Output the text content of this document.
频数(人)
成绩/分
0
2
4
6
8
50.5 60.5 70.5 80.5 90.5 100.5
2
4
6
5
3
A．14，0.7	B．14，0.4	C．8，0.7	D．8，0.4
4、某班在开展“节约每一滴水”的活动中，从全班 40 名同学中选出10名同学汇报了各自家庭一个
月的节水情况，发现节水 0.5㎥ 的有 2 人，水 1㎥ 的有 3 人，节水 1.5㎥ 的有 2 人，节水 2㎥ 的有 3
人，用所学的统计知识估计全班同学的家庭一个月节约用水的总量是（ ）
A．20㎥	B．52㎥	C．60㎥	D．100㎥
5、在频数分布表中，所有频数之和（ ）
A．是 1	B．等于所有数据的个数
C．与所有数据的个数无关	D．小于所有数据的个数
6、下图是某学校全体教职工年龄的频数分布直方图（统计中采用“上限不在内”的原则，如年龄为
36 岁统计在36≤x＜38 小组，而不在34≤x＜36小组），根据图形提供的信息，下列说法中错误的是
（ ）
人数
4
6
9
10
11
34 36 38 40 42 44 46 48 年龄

> The problem
Exact copies of all the records are required.

> Task solution
Output the text content of this document.
频数(人)
成绩/分
0
2
4
6
8
50.5 60.5 70.5 80.5 90.5 100.5
2
4
6
5
3
A．14，0.7	B．14，0.4	C．8，0.7	D．8，0.4
4、某班在开展“节约每一滴水”的活动中，从全班 40 名同学中选出10名同学汇报了各自家庭一个
月的节水情况，发现节水 0.5㎥ 的有 2 人，水 1㎥ 的有 3 人，节水 1.5㎥ 的有 2 人，节水 2㎥ 的有 3
人，用所学的统计知识估计全班同学的家庭一个月节约用水的总量是（ ）
A．20㎥	B．52㎥	C．60㎥	D．100㎥
5、在频数分布表中，所有频数之和（ ）
A．是 1	B．等于所有数据的个数
C．与所有数据的个数无关	D．小于所有数据的个数
6、下图是某学校全体教职工年龄的频数分布直方图（统计中采用“上限不在内”的原则，如年龄为
36 岁统计在36≤x＜38 小组，而不在34≤x＜36小组），根据图形提供的信息，下列说法中错误的是
（ ）
人数
4
6
9
10
11
34 36 38 40 42 44 46 48 年龄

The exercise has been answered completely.